## Data records:

######

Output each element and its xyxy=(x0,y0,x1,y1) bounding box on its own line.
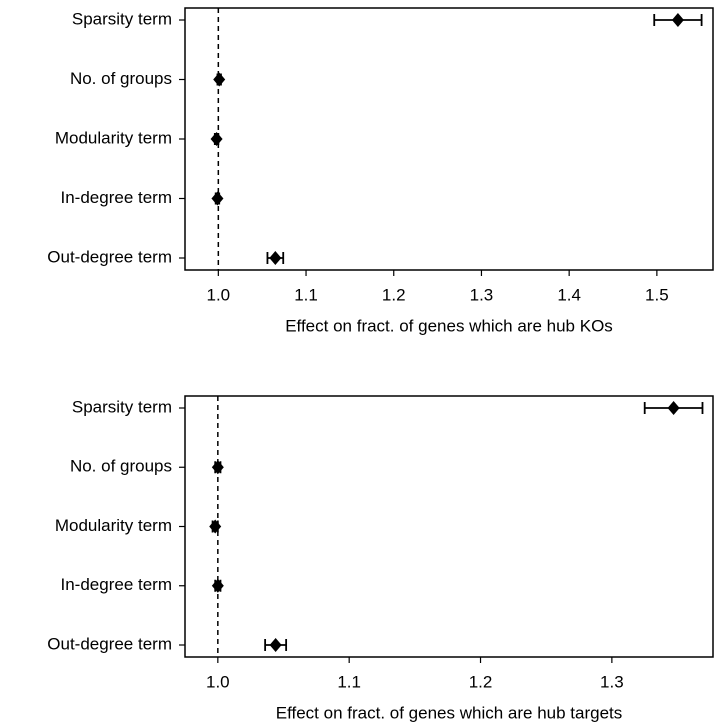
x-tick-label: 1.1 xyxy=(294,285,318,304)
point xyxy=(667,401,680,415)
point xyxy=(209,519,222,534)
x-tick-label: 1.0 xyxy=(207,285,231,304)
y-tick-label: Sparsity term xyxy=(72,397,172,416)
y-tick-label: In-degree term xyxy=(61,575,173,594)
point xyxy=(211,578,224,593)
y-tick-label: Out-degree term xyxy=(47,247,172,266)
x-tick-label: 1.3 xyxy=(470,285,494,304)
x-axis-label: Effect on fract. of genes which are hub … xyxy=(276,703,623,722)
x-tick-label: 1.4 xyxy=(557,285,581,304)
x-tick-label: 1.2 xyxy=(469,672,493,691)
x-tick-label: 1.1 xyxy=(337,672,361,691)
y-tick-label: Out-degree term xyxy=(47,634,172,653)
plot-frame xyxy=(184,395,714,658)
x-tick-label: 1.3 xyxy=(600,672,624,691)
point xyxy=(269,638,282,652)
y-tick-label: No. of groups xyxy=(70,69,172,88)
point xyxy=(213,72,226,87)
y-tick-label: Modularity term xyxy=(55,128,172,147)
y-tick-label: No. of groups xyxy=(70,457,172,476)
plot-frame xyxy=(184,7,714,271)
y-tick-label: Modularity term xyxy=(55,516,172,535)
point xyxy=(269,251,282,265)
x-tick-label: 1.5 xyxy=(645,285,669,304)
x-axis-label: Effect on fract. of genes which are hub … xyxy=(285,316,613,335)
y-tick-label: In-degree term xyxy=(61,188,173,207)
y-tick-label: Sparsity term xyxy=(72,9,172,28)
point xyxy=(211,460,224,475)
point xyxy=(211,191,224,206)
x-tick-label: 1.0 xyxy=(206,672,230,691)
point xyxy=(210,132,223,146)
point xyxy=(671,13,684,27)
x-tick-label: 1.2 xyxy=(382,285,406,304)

######

## Exercise requirements:
The records above must be output exactly, except for their pictures.

## Response to the task:
Output each element and its xyxy=(x0,y0,x1,y1) bounding box on its own line.
x-tick-label: 1.1 xyxy=(294,285,318,304)
point xyxy=(667,401,680,415)
point xyxy=(209,519,222,534)
x-tick-label: 1.0 xyxy=(207,285,231,304)
y-tick-label: Sparsity term xyxy=(72,397,172,416)
y-tick-label: In-degree term xyxy=(61,575,173,594)
point xyxy=(211,578,224,593)
y-tick-label: Out-degree term xyxy=(47,247,172,266)
x-tick-label: 1.3 xyxy=(470,285,494,304)
x-axis-label: Effect on fract. of genes which are hub … xyxy=(276,703,623,722)
x-tick-label: 1.4 xyxy=(557,285,581,304)
x-tick-label: 1.2 xyxy=(469,672,493,691)
x-tick-label: 1.1 xyxy=(337,672,361,691)
y-tick-label: Out-degree term xyxy=(47,634,172,653)
plot-frame xyxy=(184,395,714,658)
x-tick-label: 1.3 xyxy=(600,672,624,691)
point xyxy=(269,638,282,652)
y-tick-label: No. of groups xyxy=(70,69,172,88)
point xyxy=(213,72,226,87)
y-tick-label: Modularity term xyxy=(55,128,172,147)
y-tick-label: No. of groups xyxy=(70,457,172,476)
plot-frame xyxy=(184,7,714,271)
y-tick-label: Modularity term xyxy=(55,516,172,535)
point xyxy=(269,251,282,265)
x-tick-label: 1.5 xyxy=(645,285,669,304)
x-axis-label: Effect on fract. of genes which are hub … xyxy=(285,316,613,335)
y-tick-label: In-degree term xyxy=(61,188,173,207)
y-tick-label: Sparsity term xyxy=(72,9,172,28)
point xyxy=(211,460,224,475)
point xyxy=(211,191,224,206)
x-tick-label: 1.0 xyxy=(206,672,230,691)
point xyxy=(210,132,223,146)
point xyxy=(671,13,684,27)
x-tick-label: 1.2 xyxy=(382,285,406,304)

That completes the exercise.